[Task inputs]:
=-=-=

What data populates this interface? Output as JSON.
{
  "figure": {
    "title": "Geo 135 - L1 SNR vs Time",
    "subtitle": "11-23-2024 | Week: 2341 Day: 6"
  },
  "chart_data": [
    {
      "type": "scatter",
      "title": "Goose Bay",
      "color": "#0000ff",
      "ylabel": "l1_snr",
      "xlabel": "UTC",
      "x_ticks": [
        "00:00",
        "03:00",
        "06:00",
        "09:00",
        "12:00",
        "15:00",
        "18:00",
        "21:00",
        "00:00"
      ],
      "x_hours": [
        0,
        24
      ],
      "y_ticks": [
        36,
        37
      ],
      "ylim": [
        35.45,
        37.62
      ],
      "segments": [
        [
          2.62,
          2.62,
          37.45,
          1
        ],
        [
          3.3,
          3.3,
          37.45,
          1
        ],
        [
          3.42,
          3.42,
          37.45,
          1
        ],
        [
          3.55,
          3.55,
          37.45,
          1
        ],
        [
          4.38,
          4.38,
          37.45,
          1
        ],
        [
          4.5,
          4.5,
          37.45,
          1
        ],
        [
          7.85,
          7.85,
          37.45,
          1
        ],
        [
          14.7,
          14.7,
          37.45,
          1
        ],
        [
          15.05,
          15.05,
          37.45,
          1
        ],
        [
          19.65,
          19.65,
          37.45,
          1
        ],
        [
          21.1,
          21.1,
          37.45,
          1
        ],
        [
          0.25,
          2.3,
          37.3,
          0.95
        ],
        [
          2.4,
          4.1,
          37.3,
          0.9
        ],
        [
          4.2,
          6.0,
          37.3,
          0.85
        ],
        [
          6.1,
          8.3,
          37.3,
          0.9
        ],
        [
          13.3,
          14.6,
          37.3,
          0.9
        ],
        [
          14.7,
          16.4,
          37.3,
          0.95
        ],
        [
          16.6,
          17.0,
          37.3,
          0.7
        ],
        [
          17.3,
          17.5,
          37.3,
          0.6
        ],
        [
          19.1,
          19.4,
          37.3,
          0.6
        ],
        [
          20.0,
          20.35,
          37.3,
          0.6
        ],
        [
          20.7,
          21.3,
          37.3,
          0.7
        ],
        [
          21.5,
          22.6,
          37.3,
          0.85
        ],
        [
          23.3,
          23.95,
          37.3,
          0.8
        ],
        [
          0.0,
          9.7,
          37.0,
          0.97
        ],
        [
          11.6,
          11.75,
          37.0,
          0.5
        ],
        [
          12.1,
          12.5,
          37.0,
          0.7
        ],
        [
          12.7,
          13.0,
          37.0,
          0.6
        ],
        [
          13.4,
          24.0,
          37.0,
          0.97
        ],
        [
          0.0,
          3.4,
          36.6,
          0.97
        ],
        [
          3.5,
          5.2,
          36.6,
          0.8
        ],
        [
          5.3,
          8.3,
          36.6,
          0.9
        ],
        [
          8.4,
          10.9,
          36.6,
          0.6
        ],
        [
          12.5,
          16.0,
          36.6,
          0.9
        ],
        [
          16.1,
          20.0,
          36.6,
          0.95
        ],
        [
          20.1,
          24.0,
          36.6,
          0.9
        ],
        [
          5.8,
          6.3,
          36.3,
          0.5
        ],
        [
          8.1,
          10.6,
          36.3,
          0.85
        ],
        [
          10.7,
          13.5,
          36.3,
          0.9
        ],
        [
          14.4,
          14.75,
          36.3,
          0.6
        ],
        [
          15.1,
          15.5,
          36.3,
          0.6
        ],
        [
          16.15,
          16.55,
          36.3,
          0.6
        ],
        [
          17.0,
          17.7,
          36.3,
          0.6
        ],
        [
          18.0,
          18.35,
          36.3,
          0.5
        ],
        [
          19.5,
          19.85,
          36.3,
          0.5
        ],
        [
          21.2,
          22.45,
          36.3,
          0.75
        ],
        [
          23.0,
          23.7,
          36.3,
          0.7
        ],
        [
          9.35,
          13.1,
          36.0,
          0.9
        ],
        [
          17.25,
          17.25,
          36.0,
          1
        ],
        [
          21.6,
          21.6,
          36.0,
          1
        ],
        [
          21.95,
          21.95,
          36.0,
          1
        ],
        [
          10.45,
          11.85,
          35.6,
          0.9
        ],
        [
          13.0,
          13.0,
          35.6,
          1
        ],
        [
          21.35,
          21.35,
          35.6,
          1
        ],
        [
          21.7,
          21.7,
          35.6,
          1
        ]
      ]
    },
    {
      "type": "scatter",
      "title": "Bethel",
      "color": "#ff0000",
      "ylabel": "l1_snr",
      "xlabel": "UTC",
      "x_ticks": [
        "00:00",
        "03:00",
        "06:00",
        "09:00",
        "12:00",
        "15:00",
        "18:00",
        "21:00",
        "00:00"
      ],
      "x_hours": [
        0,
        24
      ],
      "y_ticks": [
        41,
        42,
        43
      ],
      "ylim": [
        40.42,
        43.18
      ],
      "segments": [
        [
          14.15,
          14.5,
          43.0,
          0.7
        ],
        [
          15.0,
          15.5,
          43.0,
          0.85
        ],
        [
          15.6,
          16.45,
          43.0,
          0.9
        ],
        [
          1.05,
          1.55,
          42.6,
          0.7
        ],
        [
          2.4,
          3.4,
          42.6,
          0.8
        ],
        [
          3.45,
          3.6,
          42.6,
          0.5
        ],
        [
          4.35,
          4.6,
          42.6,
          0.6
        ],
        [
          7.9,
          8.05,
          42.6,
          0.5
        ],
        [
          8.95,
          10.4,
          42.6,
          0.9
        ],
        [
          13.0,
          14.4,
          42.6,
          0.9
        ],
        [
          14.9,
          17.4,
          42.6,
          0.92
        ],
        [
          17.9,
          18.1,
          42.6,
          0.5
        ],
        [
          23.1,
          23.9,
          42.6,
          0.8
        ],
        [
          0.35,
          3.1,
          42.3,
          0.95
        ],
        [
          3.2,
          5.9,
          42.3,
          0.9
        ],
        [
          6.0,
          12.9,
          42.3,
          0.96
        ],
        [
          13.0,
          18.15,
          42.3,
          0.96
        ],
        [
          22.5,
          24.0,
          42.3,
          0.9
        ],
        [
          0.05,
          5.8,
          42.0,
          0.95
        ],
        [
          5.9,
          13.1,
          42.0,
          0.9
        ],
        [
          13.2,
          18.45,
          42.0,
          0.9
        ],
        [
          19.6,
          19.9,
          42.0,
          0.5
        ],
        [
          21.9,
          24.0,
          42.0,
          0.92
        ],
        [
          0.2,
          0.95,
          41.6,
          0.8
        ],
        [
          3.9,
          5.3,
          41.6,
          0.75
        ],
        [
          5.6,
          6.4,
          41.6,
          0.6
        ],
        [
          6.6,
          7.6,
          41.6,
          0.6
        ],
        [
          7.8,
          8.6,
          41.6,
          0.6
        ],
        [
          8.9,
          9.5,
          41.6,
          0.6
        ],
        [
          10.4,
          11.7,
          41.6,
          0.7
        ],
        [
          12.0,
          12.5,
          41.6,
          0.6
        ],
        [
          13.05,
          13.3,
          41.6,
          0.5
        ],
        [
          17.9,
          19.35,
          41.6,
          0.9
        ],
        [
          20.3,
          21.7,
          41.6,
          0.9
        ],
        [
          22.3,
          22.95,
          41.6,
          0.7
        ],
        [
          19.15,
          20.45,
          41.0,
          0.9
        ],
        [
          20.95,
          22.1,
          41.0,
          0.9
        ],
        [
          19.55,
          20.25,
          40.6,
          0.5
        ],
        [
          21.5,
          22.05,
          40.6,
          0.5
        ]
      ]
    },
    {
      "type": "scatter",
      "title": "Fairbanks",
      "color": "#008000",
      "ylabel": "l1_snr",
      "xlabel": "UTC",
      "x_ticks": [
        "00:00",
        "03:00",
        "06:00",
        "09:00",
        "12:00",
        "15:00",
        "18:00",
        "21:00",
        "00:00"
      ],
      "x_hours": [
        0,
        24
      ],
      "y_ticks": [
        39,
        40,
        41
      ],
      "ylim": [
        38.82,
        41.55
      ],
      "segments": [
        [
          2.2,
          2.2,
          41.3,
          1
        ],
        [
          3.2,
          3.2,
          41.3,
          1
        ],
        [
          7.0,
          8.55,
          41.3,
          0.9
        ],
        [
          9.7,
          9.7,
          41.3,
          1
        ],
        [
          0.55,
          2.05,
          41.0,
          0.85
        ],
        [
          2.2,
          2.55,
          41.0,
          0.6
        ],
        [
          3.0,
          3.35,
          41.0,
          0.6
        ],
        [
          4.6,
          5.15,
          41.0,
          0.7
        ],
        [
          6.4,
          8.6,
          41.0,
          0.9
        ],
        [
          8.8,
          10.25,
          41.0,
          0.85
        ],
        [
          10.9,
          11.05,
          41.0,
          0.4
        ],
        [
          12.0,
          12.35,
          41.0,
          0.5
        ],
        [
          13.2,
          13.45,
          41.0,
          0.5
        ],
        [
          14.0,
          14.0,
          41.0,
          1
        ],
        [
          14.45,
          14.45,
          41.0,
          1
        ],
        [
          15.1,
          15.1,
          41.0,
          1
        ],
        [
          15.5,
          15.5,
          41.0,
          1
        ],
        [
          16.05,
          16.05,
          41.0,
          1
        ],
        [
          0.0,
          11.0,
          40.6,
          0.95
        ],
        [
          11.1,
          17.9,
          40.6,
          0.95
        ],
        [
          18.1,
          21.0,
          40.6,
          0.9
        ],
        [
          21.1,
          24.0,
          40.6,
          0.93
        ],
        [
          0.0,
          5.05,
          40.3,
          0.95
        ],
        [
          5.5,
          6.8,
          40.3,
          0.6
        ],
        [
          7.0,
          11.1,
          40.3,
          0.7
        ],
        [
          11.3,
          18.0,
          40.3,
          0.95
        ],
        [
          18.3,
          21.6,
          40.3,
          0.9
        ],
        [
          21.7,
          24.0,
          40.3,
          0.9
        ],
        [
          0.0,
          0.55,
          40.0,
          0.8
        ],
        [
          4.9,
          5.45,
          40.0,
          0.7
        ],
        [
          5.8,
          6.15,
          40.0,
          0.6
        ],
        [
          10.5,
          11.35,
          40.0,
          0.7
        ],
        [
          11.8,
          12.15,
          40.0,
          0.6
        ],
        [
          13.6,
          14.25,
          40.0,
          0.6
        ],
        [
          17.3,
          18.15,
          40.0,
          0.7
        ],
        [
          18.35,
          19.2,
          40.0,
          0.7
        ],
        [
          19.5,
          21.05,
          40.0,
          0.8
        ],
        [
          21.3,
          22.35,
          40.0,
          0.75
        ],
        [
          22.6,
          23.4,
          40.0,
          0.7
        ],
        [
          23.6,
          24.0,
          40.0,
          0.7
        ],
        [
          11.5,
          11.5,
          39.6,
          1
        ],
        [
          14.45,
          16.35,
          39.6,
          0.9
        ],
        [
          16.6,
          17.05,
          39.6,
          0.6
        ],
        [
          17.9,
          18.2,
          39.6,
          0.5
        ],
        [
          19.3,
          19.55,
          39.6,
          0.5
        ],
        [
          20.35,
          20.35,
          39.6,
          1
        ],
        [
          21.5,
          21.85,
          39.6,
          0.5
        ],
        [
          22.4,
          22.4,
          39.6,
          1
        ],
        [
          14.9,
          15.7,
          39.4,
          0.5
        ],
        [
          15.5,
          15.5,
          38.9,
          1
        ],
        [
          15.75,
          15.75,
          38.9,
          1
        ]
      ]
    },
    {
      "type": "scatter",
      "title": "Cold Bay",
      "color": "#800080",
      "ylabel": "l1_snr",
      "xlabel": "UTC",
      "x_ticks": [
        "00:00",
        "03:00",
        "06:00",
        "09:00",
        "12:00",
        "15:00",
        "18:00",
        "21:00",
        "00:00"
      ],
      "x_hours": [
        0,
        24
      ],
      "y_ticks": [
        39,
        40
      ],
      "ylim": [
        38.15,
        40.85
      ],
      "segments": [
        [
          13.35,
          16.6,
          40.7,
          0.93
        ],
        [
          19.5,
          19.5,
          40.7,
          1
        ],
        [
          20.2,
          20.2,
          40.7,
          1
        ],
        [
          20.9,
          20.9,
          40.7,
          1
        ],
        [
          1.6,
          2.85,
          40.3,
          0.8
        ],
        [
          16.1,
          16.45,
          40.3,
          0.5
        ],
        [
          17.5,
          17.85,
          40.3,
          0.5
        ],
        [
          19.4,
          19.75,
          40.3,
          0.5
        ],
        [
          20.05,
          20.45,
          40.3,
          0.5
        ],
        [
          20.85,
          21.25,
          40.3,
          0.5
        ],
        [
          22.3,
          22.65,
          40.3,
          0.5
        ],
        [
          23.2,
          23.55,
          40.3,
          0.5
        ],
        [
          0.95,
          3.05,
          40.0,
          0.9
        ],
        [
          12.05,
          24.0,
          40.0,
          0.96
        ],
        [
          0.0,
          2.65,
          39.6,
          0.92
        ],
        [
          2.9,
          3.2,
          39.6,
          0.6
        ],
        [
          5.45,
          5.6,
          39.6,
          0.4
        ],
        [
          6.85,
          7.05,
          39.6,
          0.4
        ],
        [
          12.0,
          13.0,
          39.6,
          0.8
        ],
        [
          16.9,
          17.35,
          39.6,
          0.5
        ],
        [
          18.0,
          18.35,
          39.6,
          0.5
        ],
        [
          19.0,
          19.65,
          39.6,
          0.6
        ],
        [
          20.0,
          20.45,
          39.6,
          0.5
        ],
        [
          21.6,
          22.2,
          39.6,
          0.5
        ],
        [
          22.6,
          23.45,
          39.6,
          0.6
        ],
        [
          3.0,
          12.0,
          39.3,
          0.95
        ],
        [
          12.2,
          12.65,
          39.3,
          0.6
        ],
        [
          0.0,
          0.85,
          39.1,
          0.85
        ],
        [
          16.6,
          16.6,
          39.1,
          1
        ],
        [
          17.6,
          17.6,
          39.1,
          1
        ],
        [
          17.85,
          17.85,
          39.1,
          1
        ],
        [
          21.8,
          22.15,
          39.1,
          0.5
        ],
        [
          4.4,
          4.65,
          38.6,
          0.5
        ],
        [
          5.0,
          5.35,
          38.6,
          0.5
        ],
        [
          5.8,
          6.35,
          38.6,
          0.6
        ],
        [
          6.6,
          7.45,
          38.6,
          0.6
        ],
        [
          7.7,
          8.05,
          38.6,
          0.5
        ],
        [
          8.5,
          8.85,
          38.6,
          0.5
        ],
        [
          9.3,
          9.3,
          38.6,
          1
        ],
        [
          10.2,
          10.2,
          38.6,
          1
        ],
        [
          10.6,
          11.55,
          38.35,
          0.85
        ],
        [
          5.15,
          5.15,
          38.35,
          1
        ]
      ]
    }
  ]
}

=-=-=

[Exercise brief]:
Pull out the lines above in which the word "color" appears.

[Output for this exercise]:
      "color": "#0000ff",
      "color": "#ff0000",
      "color": "#008000",
      "color": "#800080",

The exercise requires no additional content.